**What you have to do:**
Reproduce each entry below verbatim.
* * *
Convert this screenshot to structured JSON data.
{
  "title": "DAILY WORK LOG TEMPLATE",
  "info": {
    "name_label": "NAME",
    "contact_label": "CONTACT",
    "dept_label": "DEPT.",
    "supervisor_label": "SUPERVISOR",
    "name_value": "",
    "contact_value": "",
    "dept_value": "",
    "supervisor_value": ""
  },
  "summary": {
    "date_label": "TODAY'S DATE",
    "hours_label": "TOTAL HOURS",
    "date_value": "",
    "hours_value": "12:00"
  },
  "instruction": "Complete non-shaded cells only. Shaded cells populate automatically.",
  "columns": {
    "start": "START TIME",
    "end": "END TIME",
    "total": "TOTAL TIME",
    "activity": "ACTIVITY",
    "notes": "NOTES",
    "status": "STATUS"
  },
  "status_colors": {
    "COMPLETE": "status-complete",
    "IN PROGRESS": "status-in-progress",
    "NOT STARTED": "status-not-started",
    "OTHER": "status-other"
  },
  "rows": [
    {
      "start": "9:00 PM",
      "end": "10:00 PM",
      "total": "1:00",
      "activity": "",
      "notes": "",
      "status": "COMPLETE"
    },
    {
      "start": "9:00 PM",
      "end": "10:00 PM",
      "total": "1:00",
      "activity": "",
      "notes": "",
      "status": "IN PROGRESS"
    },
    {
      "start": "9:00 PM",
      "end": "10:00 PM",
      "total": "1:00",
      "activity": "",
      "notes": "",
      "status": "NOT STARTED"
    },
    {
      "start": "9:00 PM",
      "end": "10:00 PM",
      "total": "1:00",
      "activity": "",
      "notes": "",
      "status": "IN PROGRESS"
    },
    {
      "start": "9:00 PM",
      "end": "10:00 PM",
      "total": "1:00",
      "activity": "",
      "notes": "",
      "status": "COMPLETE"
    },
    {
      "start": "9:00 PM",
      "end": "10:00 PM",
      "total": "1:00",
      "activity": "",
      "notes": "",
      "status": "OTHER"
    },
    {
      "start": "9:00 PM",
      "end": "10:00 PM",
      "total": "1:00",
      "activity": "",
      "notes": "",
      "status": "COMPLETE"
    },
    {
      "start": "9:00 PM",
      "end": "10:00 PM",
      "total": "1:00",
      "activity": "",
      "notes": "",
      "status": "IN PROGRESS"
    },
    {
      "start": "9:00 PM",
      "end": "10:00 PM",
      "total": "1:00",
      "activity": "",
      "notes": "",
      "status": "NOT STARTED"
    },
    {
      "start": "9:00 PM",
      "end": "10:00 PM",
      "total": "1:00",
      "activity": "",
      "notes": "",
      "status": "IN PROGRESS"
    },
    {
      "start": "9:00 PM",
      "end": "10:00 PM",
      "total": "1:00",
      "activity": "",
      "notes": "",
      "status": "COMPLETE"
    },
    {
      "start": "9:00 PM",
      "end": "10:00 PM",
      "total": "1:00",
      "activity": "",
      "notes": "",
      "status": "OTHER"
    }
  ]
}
* * *
**Output of the task:**
Convert this screenshot to structured JSON data.
{
  "title": "DAILY WORK LOG TEMPLATE",
  "info": {
    "name_label": "NAME",
    "contact_label": "CONTACT",
    "dept_label": "DEPT.",
    "supervisor_label": "SUPERVISOR",
    "name_value": "",
    "contact_value": "",
    "dept_value": "",
    "supervisor_value": ""
  },
  "summary": {
    "date_label": "TODAY'S DATE",
    "hours_label": "TOTAL HOURS",
    "date_value": "",
    "hours_value": "12:00"
  },
  "instruction": "Complete non-shaded cells only. Shaded cells populate automatically.",
  "columns": {
    "start": "START TIME",
    "end": "END TIME",
    "total": "TOTAL TIME",
    "activity": "ACTIVITY",
    "notes": "NOTES",
    "status": "STATUS"
  },
  "status_colors": {
    "COMPLETE": "status-complete",
    "IN PROGRESS": "status-in-progress",
    "NOT STARTED": "status-not-started",
    "OTHER": "status-other"
  },
  "rows": [
    {
      "start": "9:00 PM",
      "end": "10:00 PM",
      "total": "1:00",
      "activity": "",
      "notes": "",
      "status": "COMPLETE"
    },
    {
      "start": "9:00 PM",
      "end": "10:00 PM",
      "total": "1:00",
      "activity": "",
      "notes": "",
      "status": "IN PROGRESS"
    },
    {
      "start": "9:00 PM",
      "end": "10:00 PM",
      "total": "1:00",
      "activity": "",
      "notes": "",
      "status": "NOT STARTED"
    },
    {
      "start": "9:00 PM",
      "end": "10:00 PM",
      "total": "1:00",
      "activity": "",
      "notes": "",
      "status": "IN PROGRESS"
    },
    {
      "start": "9:00 PM",
      "end": "10:00 PM",
      "total": "1:00",
      "activity": "",
      "notes": "",
      "status": "COMPLETE"
    },
    {
      "start": "9:00 PM",
      "end": "10:00 PM",
      "total": "1:00",
      "activity": "",
      "notes": "",
      "status": "OTHER"
    },
    {
      "start": "9:00 PM",
      "end": "10:00 PM",
      "total": "1:00",
      "activity": "",
      "notes": "",
      "status": "COMPLETE"
    },
    {
      "start": "9:00 PM",
      "end": "10:00 PM",
      "total": "1:00",
      "activity": "",
      "notes": "",
      "status": "IN PROGRESS"
    },
    {
      "start": "9:00 PM",
      "end": "10:00 PM",
      "total": "1:00",
      "activity": "",
      "notes": "",
      "status": "NOT STARTED"
    },
    {
      "start": "9:00 PM",
      "end": "10:00 PM",
      "total": "1:00",
      "activity": "",
      "notes": "",
      "status": "IN PROGRESS"
    },
    {
      "start": "9:00 PM",
      "end": "10:00 PM",
      "total": "1:00",
      "activity": "",
      "notes": "",
      "status": "COMPLETE"
    },
    {
      "start": "9:00 PM",
      "end": "10:00 PM",
      "total": "1:00",
      "activity": "",
      "notes": "",
      "status": "OTHER"
    }
  ]
}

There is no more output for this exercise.